_Written task A_
Please check each statement against the Perot passage and answer yes or no, quoting the words of the passage that decide it. (i) Perot ran in 1992 against George H.W. Bush and Clinton. (ii) Clinton signed NAFTA into law in 1994. (iii) In a National Press Club speech, Perot called for deeds rather than words in Washington.
_Written task B_
Return the Perot passage from "Despite Perot’s arguments, Clinton" to "Iran nuclear deal.", copied word for word.

_Source excerpt_

Speaking candidly and identifying problems early on were hallmarks of both men as they entered the political arena, too. While neither was a doctrinaire conservative, they appealed to the silent, non-partisan majority—traditionally minded citizens who’d been “left behind” by the big-spending, free-trading, internationalist policies of both major parties. Perot led the way in 1992, when he ran against Republican President George H.W. Bush, who was seeking reelection, and Clinton, the Arkansas governor and Democratic standard-bearer.

Long before Trump introduced his “America First” message, Perot during the ’92 campaign sharply criticized the offshoring of U.S. jobs, the country’s ballooning trade deficit, and the outsized influence of foreign lobbyists in Washington, D.C. In a speech at the National Press Club, Perot said the nation’s capital—which Trump would later call “The Swamp”—had become “a town with sound bites, shell games, handlers, media stuntmen who posture, create images, talk, shoot off Roman candles, but don’t ever accomplish anything. We need deeds, not words, in this city.” It was necessary, he would later add, to “take out the trash and clean out the barn.”

Perot was especially critical of the proposed North American Free Trade Agreement, which was aimed at removing or lessening trade barriers between the U.S., Canada, and Mexico. NAFTA, its proponents claimed, would enhance commerce and even help reduce illegal immigration to the U.S. But in the candidates’ third televised debate, Perot declared, “You implement NAFTA, the Mexican trade agreement, where they pay a dollar an hour, have no health care, no retirement, no pollution controls, etc., and you’re going to hear a giant sucking sound of jobs being pulled out of this country. We don’t have good trade agreements across the world.” On another occasion he was even more blunt: “[W]e do the world’s dumbest trade agreements. You go back to the agreements we’ve done all over the world, you’d be amazed that adults did them.” Today’s readers can be forgiven for confusing those statements with Trump’s tweets.

Despite Perot’s arguments, Clinton signed NAFTA into law in 1993. As a result of the pact, studies have shown hundreds of thousands of U.S. jobs were lost or displaced over the years. A $1.7 billion surplus in trade goods with Mexico in 1993 became a $80.7 billion deficit by 2018, according to U.S. Census Bureau data. And, some have argued, the agreement did not ease but exacerbated the problem of illegal immigration, which would become the signature issue of Trump’s successful 2016 presidential run against Democrat Hillary Clinton. President Trump, who was also a longtime NAFTA critic, renegotiated that agreement last year on terms more favorable to the U.S.—though only slightly. He has also imposed stiff tariffs on unfair trading partners like China, and abandoned ill-considered treaties and pacts including the Trans-Pacific Partnership and the Iran nuclear deal.

_Recorded information_
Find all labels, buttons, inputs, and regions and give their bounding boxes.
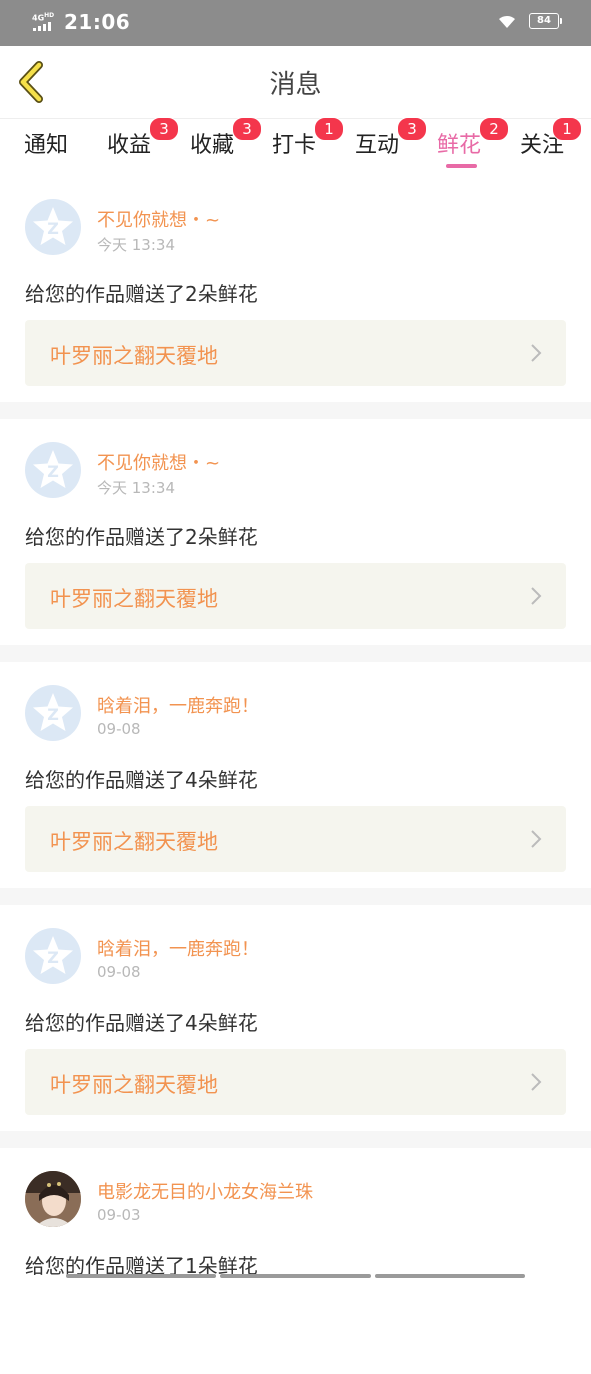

_Written solution A_
(i) Yes: "Perot led the way in 1992, when he ran against Republican President George H.W. Bush, who was seeking reelection, and Clinton, the Arkansas governor and Democratic standard-bearer."
(ii) No: "Clinton signed NAFTA into law in 1993."
(iii) Yes: "We need deeds, not words, in this city."

_Written solution B_
Despite Perot’s arguments, Clinton signed NAFTA into law in 1993. As a result of the pact, studies have shown hundreds of thousands of U.S. jobs were lost or displaced over the years. A $1.7 billion surplus in trade goods with Mexico in 1993 became a $80.7 billion deficit by 2018, according to U.S. Census Bureau data. And, some have argued, the agreement did not ease but exacerbated the problem of illegal immigration, which would become the signature issue of Trump’s successful 2016 presidential run against Democrat Hillary Clinton. President Trump, who was also a longtime NAFTA critic, renegotiated that agreement last year on terms more favorable to the U.S.—though only slightly. He has also imposed stiff tariffs on unfair trading partners like China, and abandoned ill-considered treaties and pacts including the Trans-Pacific Partnership and the Iran nuclear deal.